— START —

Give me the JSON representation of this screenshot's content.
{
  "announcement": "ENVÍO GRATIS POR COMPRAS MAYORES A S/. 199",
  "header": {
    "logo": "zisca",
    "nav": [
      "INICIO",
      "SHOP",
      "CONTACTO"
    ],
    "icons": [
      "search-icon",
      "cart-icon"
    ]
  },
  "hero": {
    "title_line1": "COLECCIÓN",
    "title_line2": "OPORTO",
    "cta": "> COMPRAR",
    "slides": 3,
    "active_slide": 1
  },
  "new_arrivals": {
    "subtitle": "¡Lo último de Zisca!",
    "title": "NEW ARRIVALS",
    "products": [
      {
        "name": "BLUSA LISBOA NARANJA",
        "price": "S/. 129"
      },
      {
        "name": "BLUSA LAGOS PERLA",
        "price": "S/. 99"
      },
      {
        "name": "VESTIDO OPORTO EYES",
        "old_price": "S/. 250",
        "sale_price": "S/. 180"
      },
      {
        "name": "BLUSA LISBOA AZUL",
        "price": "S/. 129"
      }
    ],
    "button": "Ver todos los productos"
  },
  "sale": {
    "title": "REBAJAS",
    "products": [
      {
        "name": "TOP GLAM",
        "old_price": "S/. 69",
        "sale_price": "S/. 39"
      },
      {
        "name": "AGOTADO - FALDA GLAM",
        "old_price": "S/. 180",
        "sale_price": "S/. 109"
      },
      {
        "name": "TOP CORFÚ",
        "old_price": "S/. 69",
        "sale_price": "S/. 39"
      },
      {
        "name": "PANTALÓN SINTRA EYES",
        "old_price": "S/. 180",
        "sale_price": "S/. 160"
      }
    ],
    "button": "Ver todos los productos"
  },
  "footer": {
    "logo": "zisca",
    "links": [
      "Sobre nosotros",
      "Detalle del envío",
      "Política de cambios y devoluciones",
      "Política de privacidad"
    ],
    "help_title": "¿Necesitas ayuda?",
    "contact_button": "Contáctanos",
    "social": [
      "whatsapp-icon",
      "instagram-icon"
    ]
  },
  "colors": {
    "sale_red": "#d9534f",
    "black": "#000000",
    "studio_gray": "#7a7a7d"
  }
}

— END —

## Task directions
Print every record above exactly as written.

## The reply
Give me the JSON representation of this screenshot's content.
{
  "announcement": "ENVÍO GRATIS POR COMPRAS MAYORES A S/. 199",
  "header": {
    "logo": "zisca",
    "nav": [
      "INICIO",
      "SHOP",
      "CONTACTO"
    ],
    "icons": [
      "search-icon",
      "cart-icon"
    ]
  },
  "hero": {
    "title_line1": "COLECCIÓN",
    "title_line2": "OPORTO",
    "cta": "> COMPRAR",
    "slides": 3,
    "active_slide": 1
  },
  "new_arrivals": {
    "subtitle": "¡Lo último de Zisca!",
    "title": "NEW ARRIVALS",
    "products": [
      {
        "name": "BLUSA LISBOA NARANJA",
        "price": "S/. 129"
      },
      {
        "name": "BLUSA LAGOS PERLA",
        "price": "S/. 99"
      },
      {
        "name": "VESTIDO OPORTO EYES",
        "old_price": "S/. 250",
        "sale_price": "S/. 180"
      },
      {
        "name": "BLUSA LISBOA AZUL",
        "price": "S/. 129"
      }
    ],
    "button": "Ver todos los productos"
  },
  "sale": {
    "title": "REBAJAS",
    "products": [
      {
        "name": "TOP GLAM",
        "old_price": "S/. 69",
        "sale_price": "S/. 39"
      },
      {
        "name": "AGOTADO - FALDA GLAM",
        "old_price": "S/. 180",
        "sale_price": "S/. 109"
      },
      {
        "name": "TOP CORFÚ",
        "old_price": "S/. 69",
        "sale_price": "S/. 39"
      },
      {
        "name": "PANTALÓN SINTRA EYES",
        "old_price": "S/. 180",
        "sale_price": "S/. 160"
      }
    ],
    "button": "Ver todos los productos"
  },
  "footer": {
    "logo": "zisca",
    "links": [
      "Sobre nosotros",
      "Detalle del envío",
      "Política de cambios y devoluciones",
      "Política de privacidad"
    ],
    "help_title": "¿Necesitas ayuda?",
    "contact_button": "Contáctanos",
    "social": [
      "whatsapp-icon",
      "instagram-icon"
    ]
  },
  "colors": {
    "sale_red": "#d9534f",
    "black": "#000000",
    "studio_gray": "#7a7a7d"
  }
}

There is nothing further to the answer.